▶ _Ausgangstext_:
Franz Lustig ist Kameramann und war für das Filmen von James Kents Nachkriegsdrama Niemandsland – The Aftermath verantwortlich. Für das Filmtoast hat er sich bereit erklärt, uns in einem Telefoninterview Rede und Antwort zu stehen. Im Folgenden erhaltet ihr Einblicke hinter die Kamera und die Kulissen von Niemandsland – The Aftermath und nehmt Teil an der Arbeit eines Kameramannes. Des Weiteren lässt uns Franz Lustig an seinen Gedanken zu James Kents Film teilhaben und verrät uns, was ihm persönlich das Werk bedeutet.
Guten Tag, Herr Lustig. Vielen Dank, dass Sie sich für dieses Interview bereiterklärt haben. Sie waren unter der Regie von James Kent bei dessen neustem Film Niemandsland – The Aftermath für die Kamera verantwortlich. Wie sind sie an den Job gelangt? Ist man an Sie herangetreten, oder haben Sie von dem Projekt gehört und selbst Ambitionen gehabt, dort mitzuwirken?

▶ _Bereitgestellte Angaben_:
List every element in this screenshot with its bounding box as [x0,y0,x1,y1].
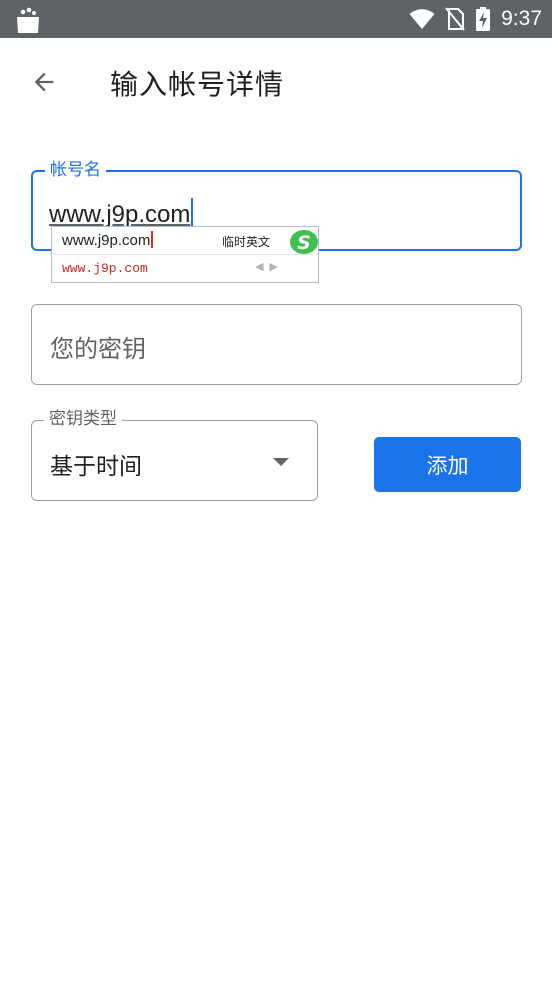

▶ _Aufgabenstellung_:
Wofür wird Franz Lustig zu Beginn des Interviews zu „Niemandsland – The Aftermath“ gedankt? Erkläre es in ein bis zwei Sätzen.

▶ _Lösung_:
Ihm wird dafür gedankt, dass er sich zu diesem Interview bereiterklärt hat. Laut Einleitung hat er sich bereit erklärt, in einem Telefoninterview Rede und Antwort zu stehen.